--- Start DATA EXCERPTS ---

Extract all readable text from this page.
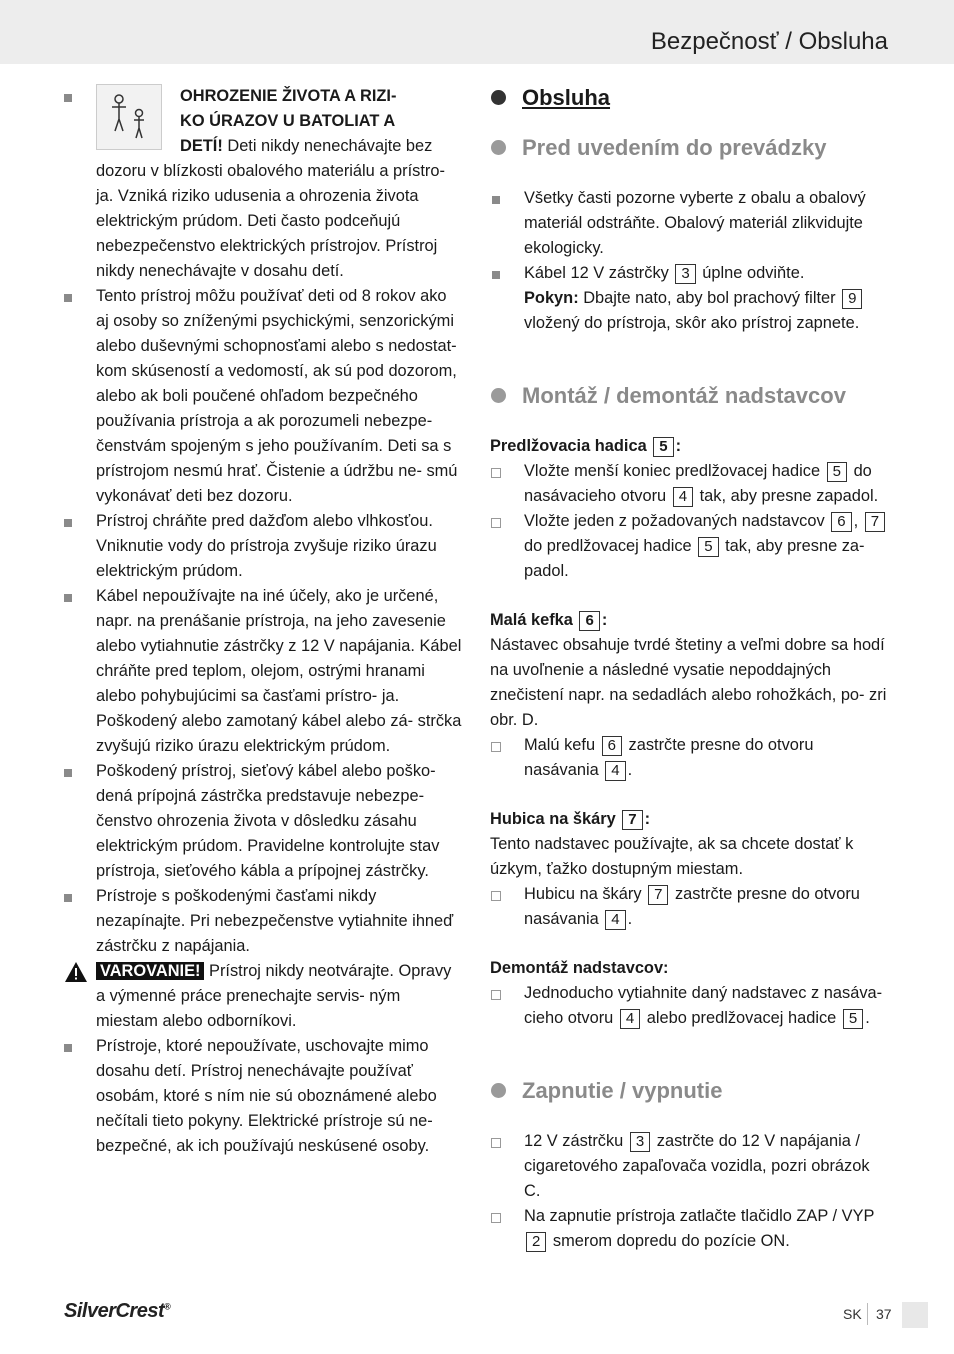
Bezpečnosť / Obsluha
OHROZENIE ŽIVOTA A RIZI-
KO ÚRAZOV U BATOLIAT A
DETÍ! Deti nikdy nenechávajte bez dozoru v blízkosti obalového materiálu a prístro- ja. Vzniká riziko udusenia a ohrozenia života elektrickým prúdom. Deti často podceňujú nebezpečenstvo elektrických prístrojov. Prístroj nikdy nenechávajte v dosahu detí.
Tento prístroj môžu používať deti od 8 rokov ako aj osoby so zníženými psychickými, senzorickými alebo duševnými schopnosťami alebo s nedostat- kom skúseností a vedomostí, ak sú pod dozorom, alebo ak boli poučené ohľadom bezpečného používania prístroja a ak porozumeli nebezpe- čenstvám spojeným s jeho používaním. Deti sa s prístrojom nesmú hrať. Čistenie a údržbu ne- smú vykonávať deti bez dozoru.
Prístroj chráňte pred dažďom alebo vlhkosťou. Vniknutie vody do prístroja zvyšuje riziko úrazu elektrickým prúdom.
Kábel nepoužívajte na iné účely, ako je určené, napr. na prenášanie prístroja, na jeho zavesenie alebo vytiahnutie zástrčky z 12 V napájania. Kábel chráňte pred teplom, olejom, ostrými hranami alebo pohybujúcimi sa časťami prístro- ja. Poškodený alebo zamotaný kábel alebo zá- strčka zvyšujú riziko úrazu elektrickým prúdom.
Poškodený prístroj, sieťový kábel alebo poško- dená prípojná zástrčka predstavuje nebezpe- čenstvo ohrozenia života v dôsledku zásahu elektrickým prúdom. Pravidelne kontrolujte stav prístroja, sieťového kábla a prípojnej zástrčky.
Prístroje s poškodenými časťami nikdy nezapínajte. Pri nebezpečenstve vytiahnite ihneď zástrčku z napájania.
VAROVANIE! Prístroj nikdy neotvárajte. Opravy a výmenné práce prenechajte servis- ným miestam alebo odborníkovi.
Prístroje, ktoré nepoužívate, uschovajte mimo dosahu detí. Prístroj nenechávajte používať osobám, ktoré s ním nie sú oboznámené alebo nečítali tieto pokyny. Elektrické prístroje sú ne- bezpečné, ak ich používajú neskúsené osoby.
Obsluha
Pred uvedením do prevádzky
Všetky časti pozorne vyberte z obalu a obalový materiál odstráňte. Obalový materiál zlikvidujte ekologicky.
Kábel 12 V zástrčky 3 úplne odviňte.
Pokyn: Dbajte nato, aby bol prachový filter 9 vložený do prístroja, skôr ako prístroj zapnete.
Montáž / demontáž nadstavcov
Predlžovacia hadica 5 :
Vložte menší koniec predlžovacej hadice 5 do nasávacieho otvoru 4 tak, aby presne zapadol.
Vložte jeden z požadovaných nadstavcov 6 , 7 do predlžovacej hadice 5 tak, aby presne za- padol.
Malá kefka 6 :
Nástavec obsahuje tvrdé štetiny a veľmi dobre sa hodí na uvoľnenie a následné vysatie nepoddajných znečistení napr. na sedadlách alebo rohožkách, po- zri obr. D.
Malú kefu 6 zastrčte presne do otvoru nasávania 4 .
Hubica na škáry 7 :
Tento nadstavec používajte, ak sa chcete dostať k úzkym, ťažko dostupným miestam.
Hubicu na škáry 7 zastrčte presne do otvoru nasávania 4 .
Demontáž nadstavcov:
Jednoducho vytiahnite daný nadstavec z nasáva- cieho otvoru 4 alebo predlžovacej hadice 5 .
Zapnutie / vypnutie
12 V zástrčku 3 zastrčte do 12 V napájania / cigaretového zapaľovača vozidla, pozri obrázok C.
Na zapnutie prístroja zatlačte tlačidlo ZAP / VYP 2 smerom dopredu do pozície ON.
SilverCrest®	SK 37
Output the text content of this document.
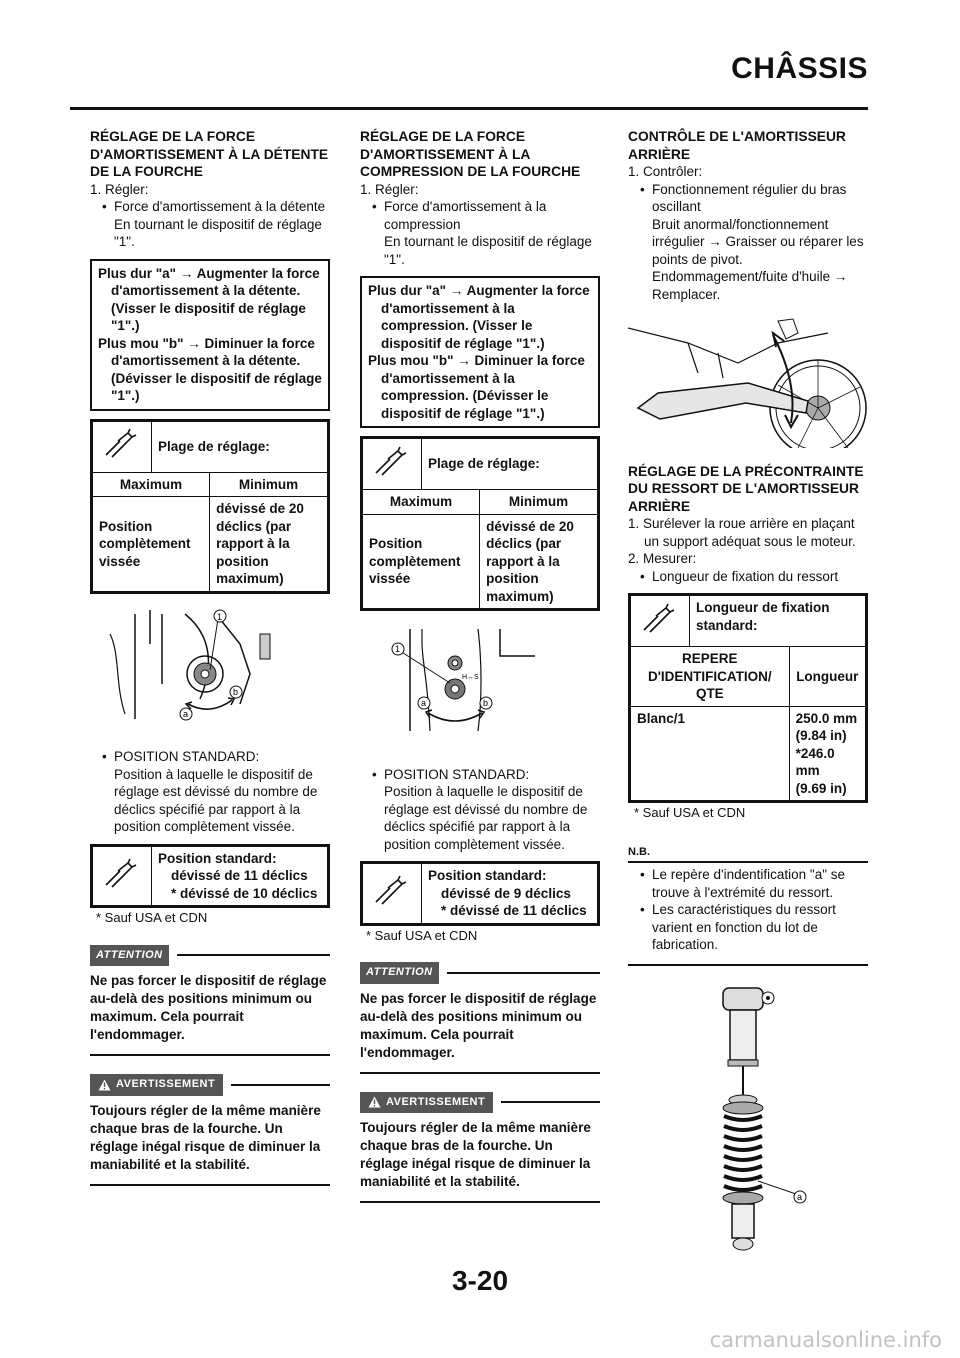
CHÂSSIS
RÉGLAGE DE LA FORCE D'AMORTISSEMENT À LA DÉTENTE DE LA FOURCHE
1. Régler:
• Force d'amortissement à la détente
En tournant le dispositif de réglage "1".
Plus dur "a" → Augmenter la force d'amortissement à la détente. (Visser le dispositif de réglage "1".)
Plus mou "b" → Diminuer la force d'amortissement à la détente. (Dévisser le dispositif de réglage "1".)
	Plage de réglage:	
Maximum		Minimum
Position complètement vissée		dévissé de 20 déclics (par rapport à la position maximum)
1
a
b
• POSITION STANDARD:
Position à laquelle le dispositif de réglage est dévissé du nombre de déclics spécifié par rapport à la position complètement vissée.

Position standard:
dévissé de 11 déclics
* dévissé de 10 déclics
* Sauf USA et CDN
ATTENTION
Ne pas forcer le dispositif de réglage au-delà des positions minimum ou maximum. Cela pourrait l'endommager.
AVERTISSEMENT
Toujours régler de la même manière chaque bras de la fourche. Un réglage inégal risque de diminuer la maniabilité et la stabilité.
RÉGLAGE DE LA FORCE D'AMORTISSEMENT À LA COMPRESSION DE LA FOURCHE
1. Régler:
• Force d'amortissement à la compression
En tournant le dispositif de réglage "1".
Plus dur "a" → Augmenter la force d'amortissement à la compression. (Visser le dispositif de réglage "1".)
Plus mou "b" → Diminuer la force d'amortissement à la compression. (Dévisser le dispositif de réglage "1".)
	Plage de réglage:	
Maximum		Minimum
Position complètement vissée		dévissé de 20 déclics (par rapport à la position maximum)
H↔S
1
a	b
• POSITION STANDARD:
Position à laquelle le dispositif de réglage est dévissé du nombre de déclics spécifié par rapport à la position complètement vissée.

Position standard:
dévissé de 9 déclics
* dévissé de 11 déclics
* Sauf USA et CDN
ATTENTION
Ne pas forcer le dispositif de réglage au-delà des positions minimum ou maximum. Cela pourrait l'endommager.
AVERTISSEMENT
Toujours régler de la même manière chaque bras de la fourche. Un réglage inégal risque de diminuer la maniabilité et la stabilité.
CONTRÔLE DE L'AMORTISSEUR ARRIÈRE
1. Contrôler:
• Fonctionnement régulier du bras oscillant
Bruit anormal/fonctionnement irrégulier → Graisser ou réparer les points de pivot.
Endommagement/fuite d'huile → Remplacer.
RÉGLAGE DE LA PRÉCONTRAINTE DU RESSORT DE L'AMORTISSEUR ARRIÈRE
1. Surélever la roue arrière en plaçant un support adéquat sous le moteur.
2. Mesurer:
• Longueur de fixation du ressort
	Longueur de fixation standard:	
REPERE D'IDENTIFICATION/ QTE		Longueur
Blanc/1		250.0 mm
(9.84 in)
*246.0 mm
(9.69 in)
* Sauf USA et CDN
N.B.
• Le repère d'indentification "a" se trouve à l'extrémité du ressort.
• Les caractéristiques du ressort varient en fonction du lot de fabrication.
a
3-20
carmanualsonline.info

--- End DATA EXCERPTS ---

WHAT YOU SHOULD DO: Reproduce the records above exactly, leaving out every picture they contain.

OUTPUT FOR THIS EXERCISE:
Extract all readable text from this page.
Bezpečnosť / Obsluha
OHROZENIE ŽIVOTA A RIZI-
KO ÚRAZOV U BATOLIAT A
DETÍ! Deti nikdy nenechávajte bez dozoru v blízkosti obalového materiálu a prístro- ja. Vzniká riziko udusenia a ohrozenia života elektrickým prúdom. Deti často podceňujú nebezpečenstvo elektrických prístrojov. Prístroj nikdy nenechávajte v dosahu detí.
Tento prístroj môžu používať deti od 8 rokov ako aj osoby so zníženými psychickými, senzorickými alebo duševnými schopnosťami alebo s nedostat- kom skúseností a vedomostí, ak sú pod dozorom, alebo ak boli poučené ohľadom bezpečného používania prístroja a ak porozumeli nebezpe- čenstvám spojeným s jeho používaním. Deti sa s prístrojom nesmú hrať. Čistenie a údržbu ne- smú vykonávať deti bez dozoru.
Prístroj chráňte pred dažďom alebo vlhkosťou. Vniknutie vody do prístroja zvyšuje riziko úrazu elektrickým prúdom.
Kábel nepoužívajte na iné účely, ako je určené, napr. na prenášanie prístroja, na jeho zavesenie alebo vytiahnutie zástrčky z 12 V napájania. Kábel chráňte pred teplom, olejom, ostrými hranami alebo pohybujúcimi sa časťami prístro- ja. Poškodený alebo zamotaný kábel alebo zá- strčka zvyšujú riziko úrazu elektrickým prúdom.
Poškodený prístroj, sieťový kábel alebo poško- dená prípojná zástrčka predstavuje nebezpe- čenstvo ohrozenia života v dôsledku zásahu elektrickým prúdom. Pravidelne kontrolujte stav prístroja, sieťového kábla a prípojnej zástrčky.
Prístroje s poškodenými časťami nikdy nezapínajte. Pri nebezpečenstve vytiahnite ihneď zástrčku z napájania.
VAROVANIE! Prístroj nikdy neotvárajte. Opravy a výmenné práce prenechajte servis- ným miestam alebo odborníkovi.
Prístroje, ktoré nepoužívate, uschovajte mimo dosahu detí. Prístroj nenechávajte používať osobám, ktoré s ním nie sú oboznámené alebo nečítali tieto pokyny. Elektrické prístroje sú ne- bezpečné, ak ich používajú neskúsené osoby.
Obsluha
Pred uvedením do prevádzky
Všetky časti pozorne vyberte z obalu a obalový materiál odstráňte. Obalový materiál zlikvidujte ekologicky.
Kábel 12 V zástrčky 3 úplne odviňte.
Pokyn: Dbajte nato, aby bol prachový filter 9 vložený do prístroja, skôr ako prístroj zapnete.
Montáž / demontáž nadstavcov
Predlžovacia hadica 5 :
Vložte menší koniec predlžovacej hadice 5 do nasávacieho otvoru 4 tak, aby presne zapadol.
Vložte jeden z požadovaných nadstavcov 6 , 7 do predlžovacej hadice 5 tak, aby presne za- padol.
Malá kefka 6 :
Nástavec obsahuje tvrdé štetiny a veľmi dobre sa hodí na uvoľnenie a následné vysatie nepoddajných znečistení napr. na sedadlách alebo rohožkách, po- zri obr. D.
Malú kefu 6 zastrčte presne do otvoru nasávania 4 .
Hubica na škáry 7 :
Tento nadstavec používajte, ak sa chcete dostať k úzkym, ťažko dostupným miestam.
Hubicu na škáry 7 zastrčte presne do otvoru nasávania 4 .
Demontáž nadstavcov:
Jednoducho vytiahnite daný nadstavec z nasáva- cieho otvoru 4 alebo predlžovacej hadice 5 .
Zapnutie / vypnutie
12 V zástrčku 3 zastrčte do 12 V napájania / cigaretového zapaľovača vozidla, pozri obrázok C.
Na zapnutie prístroja zatlačte tlačidlo ZAP / VYP 2 smerom dopredu do pozície ON.
SilverCrest®	SK 37
Output the text content of this document.
CHÂSSIS
RÉGLAGE DE LA FORCE D'AMORTISSEMENT À LA DÉTENTE DE LA FOURCHE
1. Régler:
• Force d'amortissement à la détente
En tournant le dispositif de réglage "1".
Plus dur "a" → Augmenter la force d'amortissement à la détente. (Visser le dispositif de réglage "1".)
Plus mou "b" → Diminuer la force d'amortissement à la détente. (Dévisser le dispositif de réglage "1".)
	Plage de réglage:	
Maximum		Minimum
Position complètement vissée		dévissé de 20 déclics (par rapport à la position maximum)
1
a
b
• POSITION STANDARD:
Position à laquelle le dispositif de réglage est dévissé du nombre de déclics spécifié par rapport à la position complètement vissée.

Position standard:
dévissé de 11 déclics
* dévissé de 10 déclics
* Sauf USA et CDN
ATTENTION
Ne pas forcer le dispositif de réglage au-delà des positions minimum ou maximum. Cela pourrait l'endommager.
AVERTISSEMENT
Toujours régler de la même manière chaque bras de la fourche. Un réglage inégal risque de diminuer la maniabilité et la stabilité.
RÉGLAGE DE LA FORCE D'AMORTISSEMENT À LA COMPRESSION DE LA FOURCHE
1. Régler:
• Force d'amortissement à la compression
En tournant le dispositif de réglage "1".
Plus dur "a" → Augmenter la force d'amortissement à la compression. (Visser le dispositif de réglage "1".)
Plus mou "b" → Diminuer la force d'amortissement à la compression. (Dévisser le dispositif de réglage "1".)
	Plage de réglage:	
Maximum		Minimum
Position complètement vissée		dévissé de 20 déclics (par rapport à la position maximum)
H↔S
1
a	b
• POSITION STANDARD:
Position à laquelle le dispositif de réglage est dévissé du nombre de déclics spécifié par rapport à la position complètement vissée.

Position standard:
dévissé de 9 déclics
* dévissé de 11 déclics
* Sauf USA et CDN
ATTENTION
Ne pas forcer le dispositif de réglage au-delà des positions minimum ou maximum. Cela pourrait l'endommager.
AVERTISSEMENT
Toujours régler de la même manière chaque bras de la fourche. Un réglage inégal risque de diminuer la maniabilité et la stabilité.
CONTRÔLE DE L'AMORTISSEUR ARRIÈRE
1. Contrôler:
• Fonctionnement régulier du bras oscillant
Bruit anormal/fonctionnement irrégulier → Graisser ou réparer les points de pivot.
Endommagement/fuite d'huile → Remplacer.
RÉGLAGE DE LA PRÉCONTRAINTE DU RESSORT DE L'AMORTISSEUR ARRIÈRE
1. Surélever la roue arrière en plaçant un support adéquat sous le moteur.
2. Mesurer:
• Longueur de fixation du ressort
	Longueur de fixation standard:	
REPERE D'IDENTIFICATION/ QTE		Longueur
Blanc/1		250.0 mm
(9.84 in)
*246.0 mm
(9.69 in)
* Sauf USA et CDN
N.B.
• Le repère d'indentification "a" se trouve à l'extrémité du ressort.
• Les caractéristiques du ressort varient en fonction du lot de fabrication.
a
3-20
carmanualsonline.info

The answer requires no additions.